**Task instructions:** Using the listing below, select the lines with the word "schist" and copy them.

**Material for the task:**
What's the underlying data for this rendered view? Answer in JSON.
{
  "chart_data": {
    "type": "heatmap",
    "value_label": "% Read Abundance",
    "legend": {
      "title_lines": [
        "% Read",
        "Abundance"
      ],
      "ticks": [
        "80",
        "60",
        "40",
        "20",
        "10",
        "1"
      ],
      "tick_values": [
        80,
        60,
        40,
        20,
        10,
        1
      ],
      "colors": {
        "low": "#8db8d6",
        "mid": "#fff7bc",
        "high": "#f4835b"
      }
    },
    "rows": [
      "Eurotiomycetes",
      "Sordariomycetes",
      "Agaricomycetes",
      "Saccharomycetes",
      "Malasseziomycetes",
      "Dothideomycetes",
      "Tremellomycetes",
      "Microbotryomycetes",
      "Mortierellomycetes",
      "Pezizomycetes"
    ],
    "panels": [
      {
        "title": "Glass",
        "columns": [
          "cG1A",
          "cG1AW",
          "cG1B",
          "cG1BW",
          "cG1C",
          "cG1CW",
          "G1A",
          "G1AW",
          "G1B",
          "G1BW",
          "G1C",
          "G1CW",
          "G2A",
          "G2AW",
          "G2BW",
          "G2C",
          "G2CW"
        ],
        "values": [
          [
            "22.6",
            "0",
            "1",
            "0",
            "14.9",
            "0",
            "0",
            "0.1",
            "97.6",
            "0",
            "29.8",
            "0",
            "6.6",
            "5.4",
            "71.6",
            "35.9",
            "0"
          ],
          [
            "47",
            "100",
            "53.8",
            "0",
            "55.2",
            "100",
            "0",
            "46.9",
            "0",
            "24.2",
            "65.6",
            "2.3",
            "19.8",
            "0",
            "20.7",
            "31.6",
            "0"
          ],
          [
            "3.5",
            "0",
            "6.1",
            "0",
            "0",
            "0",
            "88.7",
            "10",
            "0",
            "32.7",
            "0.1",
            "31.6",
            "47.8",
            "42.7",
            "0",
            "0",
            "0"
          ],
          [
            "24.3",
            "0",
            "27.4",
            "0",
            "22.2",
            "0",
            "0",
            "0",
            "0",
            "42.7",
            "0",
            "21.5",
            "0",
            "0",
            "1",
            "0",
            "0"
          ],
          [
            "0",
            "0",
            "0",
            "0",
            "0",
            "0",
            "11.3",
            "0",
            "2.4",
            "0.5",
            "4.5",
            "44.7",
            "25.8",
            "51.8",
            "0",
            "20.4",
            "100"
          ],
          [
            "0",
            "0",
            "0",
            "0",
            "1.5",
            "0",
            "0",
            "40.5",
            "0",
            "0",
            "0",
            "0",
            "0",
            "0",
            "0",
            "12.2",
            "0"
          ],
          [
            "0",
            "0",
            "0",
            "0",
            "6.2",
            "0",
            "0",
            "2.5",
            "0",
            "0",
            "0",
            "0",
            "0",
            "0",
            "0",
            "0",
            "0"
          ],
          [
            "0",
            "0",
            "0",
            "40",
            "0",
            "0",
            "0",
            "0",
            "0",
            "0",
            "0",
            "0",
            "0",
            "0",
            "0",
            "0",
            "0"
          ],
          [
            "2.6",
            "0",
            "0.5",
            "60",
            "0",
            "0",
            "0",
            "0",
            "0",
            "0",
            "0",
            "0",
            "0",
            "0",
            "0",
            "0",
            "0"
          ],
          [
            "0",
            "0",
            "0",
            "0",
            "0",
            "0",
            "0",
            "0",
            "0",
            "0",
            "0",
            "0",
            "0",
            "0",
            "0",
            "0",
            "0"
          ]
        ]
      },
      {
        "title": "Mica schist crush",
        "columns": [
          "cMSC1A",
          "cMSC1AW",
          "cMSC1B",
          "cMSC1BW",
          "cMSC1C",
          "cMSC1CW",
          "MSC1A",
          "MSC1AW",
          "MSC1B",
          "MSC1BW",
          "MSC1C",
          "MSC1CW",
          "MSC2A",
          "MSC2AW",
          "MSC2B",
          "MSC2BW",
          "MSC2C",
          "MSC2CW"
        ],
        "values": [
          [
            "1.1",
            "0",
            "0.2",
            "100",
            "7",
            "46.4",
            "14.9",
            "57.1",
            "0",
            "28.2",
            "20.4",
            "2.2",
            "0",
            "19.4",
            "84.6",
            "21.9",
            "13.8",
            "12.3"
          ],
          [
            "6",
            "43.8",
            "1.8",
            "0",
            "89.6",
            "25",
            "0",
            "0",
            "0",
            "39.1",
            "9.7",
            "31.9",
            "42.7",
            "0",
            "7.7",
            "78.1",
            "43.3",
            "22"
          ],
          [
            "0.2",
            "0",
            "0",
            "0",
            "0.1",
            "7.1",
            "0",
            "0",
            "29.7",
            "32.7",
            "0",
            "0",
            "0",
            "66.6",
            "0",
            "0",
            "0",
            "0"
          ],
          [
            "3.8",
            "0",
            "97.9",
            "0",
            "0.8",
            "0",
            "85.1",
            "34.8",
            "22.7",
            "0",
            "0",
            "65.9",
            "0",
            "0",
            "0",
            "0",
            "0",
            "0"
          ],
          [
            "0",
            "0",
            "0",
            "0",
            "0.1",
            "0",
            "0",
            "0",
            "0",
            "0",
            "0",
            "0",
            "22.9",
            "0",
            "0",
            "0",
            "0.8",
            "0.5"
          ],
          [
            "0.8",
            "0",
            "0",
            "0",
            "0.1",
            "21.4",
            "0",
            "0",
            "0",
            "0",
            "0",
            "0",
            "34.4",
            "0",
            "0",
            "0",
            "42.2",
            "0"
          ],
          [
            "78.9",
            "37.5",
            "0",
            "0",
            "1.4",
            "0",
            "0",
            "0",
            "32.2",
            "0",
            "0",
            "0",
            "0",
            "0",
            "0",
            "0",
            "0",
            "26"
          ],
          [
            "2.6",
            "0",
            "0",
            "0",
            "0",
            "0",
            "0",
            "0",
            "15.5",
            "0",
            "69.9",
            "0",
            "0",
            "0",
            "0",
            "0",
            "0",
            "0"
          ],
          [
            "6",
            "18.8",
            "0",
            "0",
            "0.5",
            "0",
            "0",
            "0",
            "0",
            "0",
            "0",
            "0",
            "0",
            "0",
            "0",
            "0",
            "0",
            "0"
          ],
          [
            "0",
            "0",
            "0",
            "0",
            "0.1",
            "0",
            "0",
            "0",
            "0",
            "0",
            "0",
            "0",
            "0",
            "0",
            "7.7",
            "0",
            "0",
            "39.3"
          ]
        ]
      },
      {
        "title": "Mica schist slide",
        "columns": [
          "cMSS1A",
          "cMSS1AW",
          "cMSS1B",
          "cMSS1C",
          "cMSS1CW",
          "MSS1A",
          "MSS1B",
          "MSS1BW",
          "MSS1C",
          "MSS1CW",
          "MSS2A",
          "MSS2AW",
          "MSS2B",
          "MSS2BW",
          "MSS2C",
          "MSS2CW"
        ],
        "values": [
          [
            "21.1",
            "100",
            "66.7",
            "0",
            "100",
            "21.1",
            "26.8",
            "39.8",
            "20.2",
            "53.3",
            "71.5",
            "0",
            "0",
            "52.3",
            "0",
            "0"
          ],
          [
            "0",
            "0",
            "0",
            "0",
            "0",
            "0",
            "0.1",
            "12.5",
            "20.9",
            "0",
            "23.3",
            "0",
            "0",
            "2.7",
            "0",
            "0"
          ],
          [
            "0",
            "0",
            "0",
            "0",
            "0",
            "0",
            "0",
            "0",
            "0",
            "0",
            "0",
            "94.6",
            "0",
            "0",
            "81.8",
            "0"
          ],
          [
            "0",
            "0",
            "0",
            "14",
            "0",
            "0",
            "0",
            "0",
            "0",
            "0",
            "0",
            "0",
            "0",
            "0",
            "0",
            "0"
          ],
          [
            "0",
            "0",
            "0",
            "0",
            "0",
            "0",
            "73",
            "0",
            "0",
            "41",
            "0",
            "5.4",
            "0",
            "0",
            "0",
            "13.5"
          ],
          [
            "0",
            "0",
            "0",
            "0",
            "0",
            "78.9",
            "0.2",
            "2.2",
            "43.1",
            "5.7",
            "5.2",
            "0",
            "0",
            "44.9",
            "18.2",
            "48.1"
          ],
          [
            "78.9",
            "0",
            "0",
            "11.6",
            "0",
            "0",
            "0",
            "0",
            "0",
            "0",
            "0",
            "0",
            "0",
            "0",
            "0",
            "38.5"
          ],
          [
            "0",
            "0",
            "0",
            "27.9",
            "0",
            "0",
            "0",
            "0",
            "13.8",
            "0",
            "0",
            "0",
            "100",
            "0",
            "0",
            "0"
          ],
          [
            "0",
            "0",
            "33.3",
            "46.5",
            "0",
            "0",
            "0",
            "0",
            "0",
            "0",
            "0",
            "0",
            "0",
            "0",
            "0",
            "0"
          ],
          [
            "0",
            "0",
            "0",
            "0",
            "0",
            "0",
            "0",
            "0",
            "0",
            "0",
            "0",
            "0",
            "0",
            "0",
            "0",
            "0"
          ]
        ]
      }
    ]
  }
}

**Full solution:**
        "title": "Mica schist crush",
        "title": "Mica schist slide",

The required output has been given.